** BEGIN Recorded information **

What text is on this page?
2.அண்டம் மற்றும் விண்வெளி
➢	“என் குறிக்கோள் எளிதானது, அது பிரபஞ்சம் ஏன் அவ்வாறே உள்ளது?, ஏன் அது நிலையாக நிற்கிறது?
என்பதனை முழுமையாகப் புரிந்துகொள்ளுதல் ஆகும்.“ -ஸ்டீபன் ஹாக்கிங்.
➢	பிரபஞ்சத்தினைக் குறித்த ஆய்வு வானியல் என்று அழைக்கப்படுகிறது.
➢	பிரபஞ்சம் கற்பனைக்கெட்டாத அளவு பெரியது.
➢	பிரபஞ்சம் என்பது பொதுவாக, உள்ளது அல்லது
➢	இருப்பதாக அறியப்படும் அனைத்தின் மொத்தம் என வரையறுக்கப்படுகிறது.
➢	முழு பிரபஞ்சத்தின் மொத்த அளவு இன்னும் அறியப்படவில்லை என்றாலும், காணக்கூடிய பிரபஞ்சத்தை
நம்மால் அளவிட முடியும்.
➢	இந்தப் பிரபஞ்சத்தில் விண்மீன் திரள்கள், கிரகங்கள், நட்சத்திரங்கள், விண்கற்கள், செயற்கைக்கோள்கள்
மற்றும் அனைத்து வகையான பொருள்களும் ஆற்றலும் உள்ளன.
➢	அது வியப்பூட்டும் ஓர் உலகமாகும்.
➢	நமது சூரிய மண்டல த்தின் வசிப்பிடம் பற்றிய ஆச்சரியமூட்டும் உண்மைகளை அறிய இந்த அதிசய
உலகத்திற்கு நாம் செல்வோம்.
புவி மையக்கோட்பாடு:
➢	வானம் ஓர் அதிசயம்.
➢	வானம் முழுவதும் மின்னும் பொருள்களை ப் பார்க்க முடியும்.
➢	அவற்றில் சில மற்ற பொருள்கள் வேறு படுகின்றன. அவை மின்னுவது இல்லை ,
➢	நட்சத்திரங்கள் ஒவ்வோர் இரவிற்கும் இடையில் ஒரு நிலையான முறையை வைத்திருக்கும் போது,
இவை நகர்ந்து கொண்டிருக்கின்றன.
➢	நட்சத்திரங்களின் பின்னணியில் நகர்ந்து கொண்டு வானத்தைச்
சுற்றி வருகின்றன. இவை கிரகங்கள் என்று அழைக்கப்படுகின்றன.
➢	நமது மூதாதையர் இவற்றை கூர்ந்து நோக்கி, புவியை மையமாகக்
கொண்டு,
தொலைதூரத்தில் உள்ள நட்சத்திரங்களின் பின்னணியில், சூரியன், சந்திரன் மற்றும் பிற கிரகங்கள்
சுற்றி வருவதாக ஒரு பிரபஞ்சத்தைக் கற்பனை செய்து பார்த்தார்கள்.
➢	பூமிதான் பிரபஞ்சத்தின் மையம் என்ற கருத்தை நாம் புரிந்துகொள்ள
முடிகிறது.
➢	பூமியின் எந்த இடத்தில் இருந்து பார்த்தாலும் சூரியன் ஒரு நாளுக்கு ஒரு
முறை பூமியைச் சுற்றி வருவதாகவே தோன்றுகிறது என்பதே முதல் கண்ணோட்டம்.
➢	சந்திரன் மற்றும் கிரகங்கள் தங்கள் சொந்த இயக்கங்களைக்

** END Recorded information **

**What you will do:** Each entry above is to be set down again in exactly the same words.

**The solution:**
What text is on this page?
2.அண்டம் மற்றும் விண்வெளி
➢	“என் குறிக்கோள் எளிதானது, அது பிரபஞ்சம் ஏன் அவ்வாறே உள்ளது?, ஏன் அது நிலையாக நிற்கிறது?
என்பதனை முழுமையாகப் புரிந்துகொள்ளுதல் ஆகும்.“ -ஸ்டீபன் ஹாக்கிங்.
➢	பிரபஞ்சத்தினைக் குறித்த ஆய்வு வானியல் என்று அழைக்கப்படுகிறது.
➢	பிரபஞ்சம் கற்பனைக்கெட்டாத அளவு பெரியது.
➢	பிரபஞ்சம் என்பது பொதுவாக, உள்ளது அல்லது
➢	இருப்பதாக அறியப்படும் அனைத்தின் மொத்தம் என வரையறுக்கப்படுகிறது.
➢	முழு பிரபஞ்சத்தின் மொத்த அளவு இன்னும் அறியப்படவில்லை என்றாலும், காணக்கூடிய பிரபஞ்சத்தை
நம்மால் அளவிட முடியும்.
➢	இந்தப் பிரபஞ்சத்தில் விண்மீன் திரள்கள், கிரகங்கள், நட்சத்திரங்கள், விண்கற்கள், செயற்கைக்கோள்கள்
மற்றும் அனைத்து வகையான பொருள்களும் ஆற்றலும் உள்ளன.
➢	அது வியப்பூட்டும் ஓர் உலகமாகும்.
➢	நமது சூரிய மண்டல த்தின் வசிப்பிடம் பற்றிய ஆச்சரியமூட்டும் உண்மைகளை அறிய இந்த அதிசய
உலகத்திற்கு நாம் செல்வோம்.
புவி மையக்கோட்பாடு:
➢	வானம் ஓர் அதிசயம்.
➢	வானம் முழுவதும் மின்னும் பொருள்களை ப் பார்க்க முடியும்.
➢	அவற்றில் சில மற்ற பொருள்கள் வேறு படுகின்றன. அவை மின்னுவது இல்லை ,
➢	நட்சத்திரங்கள் ஒவ்வோர் இரவிற்கும் இடையில் ஒரு நிலையான முறையை வைத்திருக்கும் போது,
இவை நகர்ந்து கொண்டிருக்கின்றன.
➢	நட்சத்திரங்களின் பின்னணியில் நகர்ந்து கொண்டு வானத்தைச்
சுற்றி வருகின்றன. இவை கிரகங்கள் என்று அழைக்கப்படுகின்றன.
➢	நமது மூதாதையர் இவற்றை கூர்ந்து நோக்கி, புவியை மையமாகக்
கொண்டு,
தொலைதூரத்தில் உள்ள நட்சத்திரங்களின் பின்னணியில், சூரியன், சந்திரன் மற்றும் பிற கிரகங்கள்
சுற்றி வருவதாக ஒரு பிரபஞ்சத்தைக் கற்பனை செய்து பார்த்தார்கள்.
➢	பூமிதான் பிரபஞ்சத்தின் மையம் என்ற கருத்தை நாம் புரிந்துகொள்ள
முடிகிறது.
➢	பூமியின் எந்த இடத்தில் இருந்து பார்த்தாலும் சூரியன் ஒரு நாளுக்கு ஒரு
முறை பூமியைச் சுற்றி வருவதாகவே தோன்றுகிறது என்பதே முதல் கண்ணோட்டம்.
➢	சந்திரன் மற்றும் கிரகங்கள் தங்கள் சொந்த இயக்கங்களைக்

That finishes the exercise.